Aim of the task:
Whichever lines of the entries hold the word "this" should be identified and copied.

Data tied to figure images:
= = = =

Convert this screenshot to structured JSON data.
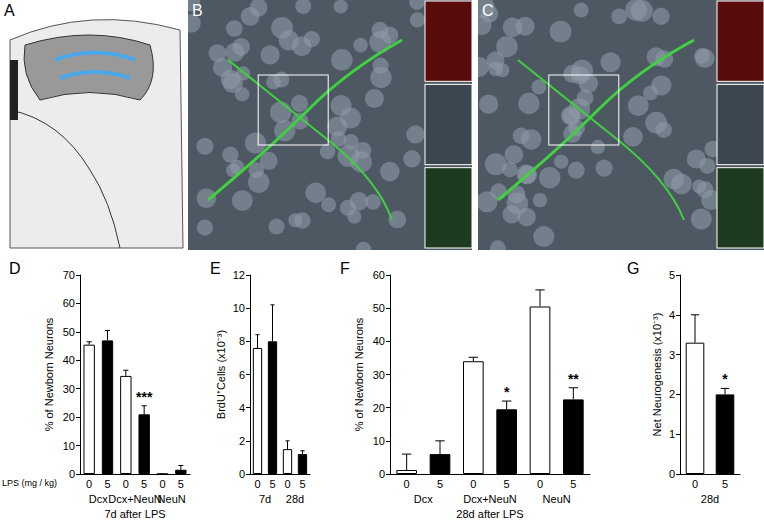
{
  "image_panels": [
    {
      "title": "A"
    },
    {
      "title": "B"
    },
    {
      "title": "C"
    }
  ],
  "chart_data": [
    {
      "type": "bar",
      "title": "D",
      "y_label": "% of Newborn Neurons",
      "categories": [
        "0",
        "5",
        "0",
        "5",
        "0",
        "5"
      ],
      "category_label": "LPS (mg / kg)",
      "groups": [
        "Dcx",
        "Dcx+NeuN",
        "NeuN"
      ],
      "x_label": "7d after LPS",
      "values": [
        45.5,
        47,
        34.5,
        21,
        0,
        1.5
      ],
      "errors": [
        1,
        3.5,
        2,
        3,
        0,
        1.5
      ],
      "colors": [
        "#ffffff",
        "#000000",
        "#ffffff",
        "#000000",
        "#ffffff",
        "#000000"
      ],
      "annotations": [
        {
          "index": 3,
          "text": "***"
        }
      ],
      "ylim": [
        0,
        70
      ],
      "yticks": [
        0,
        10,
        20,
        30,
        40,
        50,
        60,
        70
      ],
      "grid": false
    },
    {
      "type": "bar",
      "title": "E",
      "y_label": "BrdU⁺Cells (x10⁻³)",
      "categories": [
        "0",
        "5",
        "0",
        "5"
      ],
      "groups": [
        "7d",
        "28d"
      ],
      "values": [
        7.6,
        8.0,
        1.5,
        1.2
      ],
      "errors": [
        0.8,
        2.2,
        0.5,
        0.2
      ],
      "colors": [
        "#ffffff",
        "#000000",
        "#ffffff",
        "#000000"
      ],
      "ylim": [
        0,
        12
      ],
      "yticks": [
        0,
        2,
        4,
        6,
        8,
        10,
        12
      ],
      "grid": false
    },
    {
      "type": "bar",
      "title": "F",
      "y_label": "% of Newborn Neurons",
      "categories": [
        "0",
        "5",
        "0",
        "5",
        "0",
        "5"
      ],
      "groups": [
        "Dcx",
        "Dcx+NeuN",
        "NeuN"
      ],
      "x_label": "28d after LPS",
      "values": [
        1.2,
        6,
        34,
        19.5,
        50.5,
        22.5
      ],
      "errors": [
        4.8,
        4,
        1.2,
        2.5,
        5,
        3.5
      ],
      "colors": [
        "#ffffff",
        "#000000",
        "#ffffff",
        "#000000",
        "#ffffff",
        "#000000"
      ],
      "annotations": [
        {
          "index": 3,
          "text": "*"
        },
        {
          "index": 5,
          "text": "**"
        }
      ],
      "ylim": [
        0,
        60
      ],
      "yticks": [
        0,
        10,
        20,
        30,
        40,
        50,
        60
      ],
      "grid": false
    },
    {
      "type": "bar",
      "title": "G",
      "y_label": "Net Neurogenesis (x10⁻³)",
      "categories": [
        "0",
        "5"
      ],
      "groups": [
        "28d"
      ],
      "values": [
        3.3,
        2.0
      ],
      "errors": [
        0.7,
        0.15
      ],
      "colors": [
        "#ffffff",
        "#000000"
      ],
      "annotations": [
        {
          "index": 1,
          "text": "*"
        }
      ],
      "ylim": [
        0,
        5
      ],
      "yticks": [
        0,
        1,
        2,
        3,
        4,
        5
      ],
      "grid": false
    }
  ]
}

= = = =

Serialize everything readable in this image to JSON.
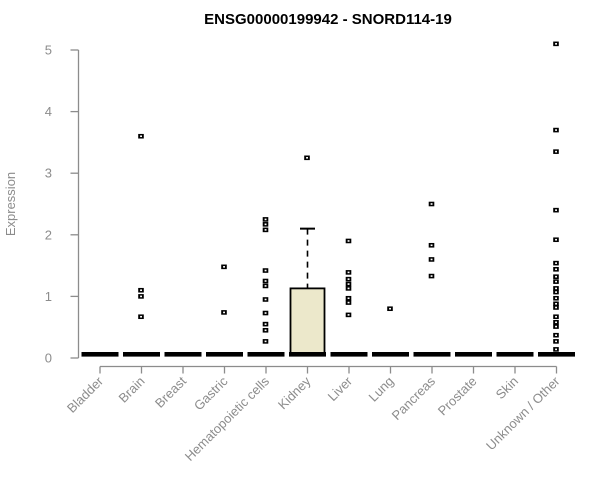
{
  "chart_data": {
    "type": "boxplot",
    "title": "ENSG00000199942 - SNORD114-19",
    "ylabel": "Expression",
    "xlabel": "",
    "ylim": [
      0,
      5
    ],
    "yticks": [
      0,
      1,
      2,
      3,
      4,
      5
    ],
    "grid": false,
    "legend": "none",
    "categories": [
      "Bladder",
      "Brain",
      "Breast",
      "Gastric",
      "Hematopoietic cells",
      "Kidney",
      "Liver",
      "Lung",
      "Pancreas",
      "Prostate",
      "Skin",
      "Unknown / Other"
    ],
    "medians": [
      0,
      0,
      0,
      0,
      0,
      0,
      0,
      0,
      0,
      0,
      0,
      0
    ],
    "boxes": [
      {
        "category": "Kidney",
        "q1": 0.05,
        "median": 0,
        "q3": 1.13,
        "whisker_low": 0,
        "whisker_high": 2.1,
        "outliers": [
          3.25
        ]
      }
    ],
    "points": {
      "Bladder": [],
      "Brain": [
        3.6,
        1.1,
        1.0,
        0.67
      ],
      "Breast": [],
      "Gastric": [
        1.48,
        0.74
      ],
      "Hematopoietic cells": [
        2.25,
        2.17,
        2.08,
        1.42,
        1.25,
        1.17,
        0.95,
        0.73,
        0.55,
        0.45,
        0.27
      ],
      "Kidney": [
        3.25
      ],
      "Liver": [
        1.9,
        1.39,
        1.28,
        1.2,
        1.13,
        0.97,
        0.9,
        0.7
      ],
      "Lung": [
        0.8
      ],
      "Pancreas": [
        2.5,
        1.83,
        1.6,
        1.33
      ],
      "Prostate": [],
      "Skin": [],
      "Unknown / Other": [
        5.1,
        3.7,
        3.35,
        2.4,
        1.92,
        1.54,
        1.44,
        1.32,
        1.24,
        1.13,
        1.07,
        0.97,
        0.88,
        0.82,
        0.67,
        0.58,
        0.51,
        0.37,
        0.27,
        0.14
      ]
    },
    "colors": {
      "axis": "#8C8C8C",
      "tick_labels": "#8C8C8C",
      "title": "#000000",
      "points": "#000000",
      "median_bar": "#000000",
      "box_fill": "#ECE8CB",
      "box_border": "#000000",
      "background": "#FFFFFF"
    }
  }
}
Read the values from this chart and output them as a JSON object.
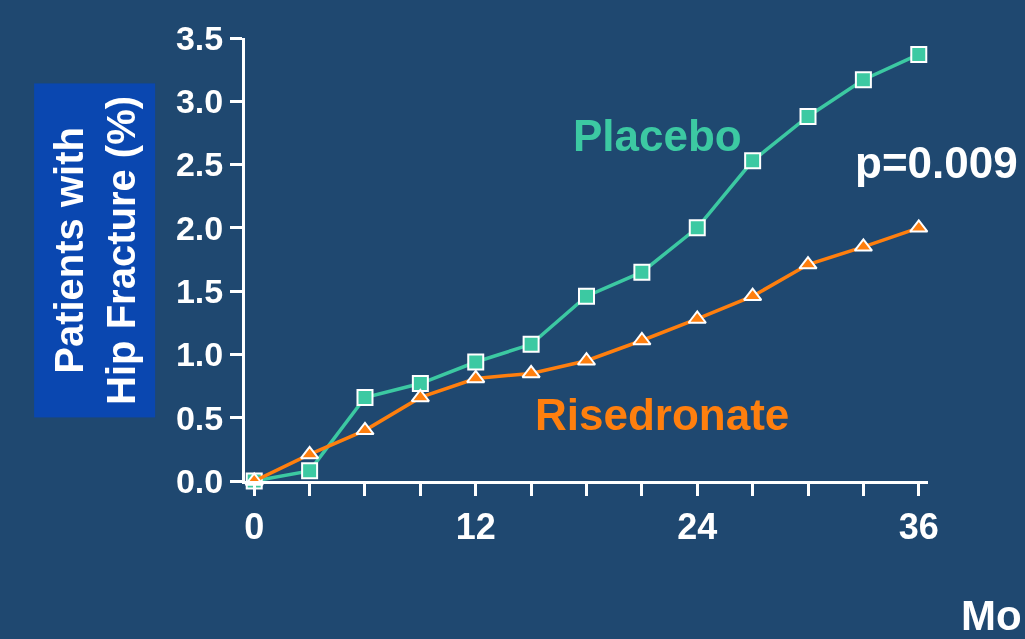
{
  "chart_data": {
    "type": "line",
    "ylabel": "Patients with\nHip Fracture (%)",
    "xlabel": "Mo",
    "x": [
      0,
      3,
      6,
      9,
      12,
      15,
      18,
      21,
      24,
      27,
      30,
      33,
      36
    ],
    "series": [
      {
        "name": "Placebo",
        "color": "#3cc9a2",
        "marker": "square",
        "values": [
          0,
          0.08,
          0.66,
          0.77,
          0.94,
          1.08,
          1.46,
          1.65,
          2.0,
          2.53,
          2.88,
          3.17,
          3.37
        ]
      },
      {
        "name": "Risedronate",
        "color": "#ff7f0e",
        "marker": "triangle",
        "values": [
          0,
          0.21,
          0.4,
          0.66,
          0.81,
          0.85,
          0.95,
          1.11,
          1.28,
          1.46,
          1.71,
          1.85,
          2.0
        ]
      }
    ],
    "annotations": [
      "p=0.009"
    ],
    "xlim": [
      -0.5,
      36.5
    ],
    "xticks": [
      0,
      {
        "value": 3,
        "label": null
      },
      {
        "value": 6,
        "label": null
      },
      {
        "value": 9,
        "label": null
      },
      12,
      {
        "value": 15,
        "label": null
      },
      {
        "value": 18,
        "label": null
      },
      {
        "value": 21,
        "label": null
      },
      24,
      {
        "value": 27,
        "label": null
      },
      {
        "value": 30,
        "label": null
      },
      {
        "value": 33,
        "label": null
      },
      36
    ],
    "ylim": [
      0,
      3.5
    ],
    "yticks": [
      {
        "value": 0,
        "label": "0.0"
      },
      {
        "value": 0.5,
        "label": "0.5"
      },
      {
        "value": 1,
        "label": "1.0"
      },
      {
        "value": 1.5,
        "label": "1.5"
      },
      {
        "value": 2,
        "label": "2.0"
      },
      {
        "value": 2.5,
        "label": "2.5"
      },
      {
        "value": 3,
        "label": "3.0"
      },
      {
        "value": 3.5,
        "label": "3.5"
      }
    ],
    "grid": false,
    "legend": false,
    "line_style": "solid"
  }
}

= = = =

Response box:
Convert this screenshot to structured JSON data.
Serialize everything readable in this image to JSON.
Read the values from this chart and output them as a JSON object.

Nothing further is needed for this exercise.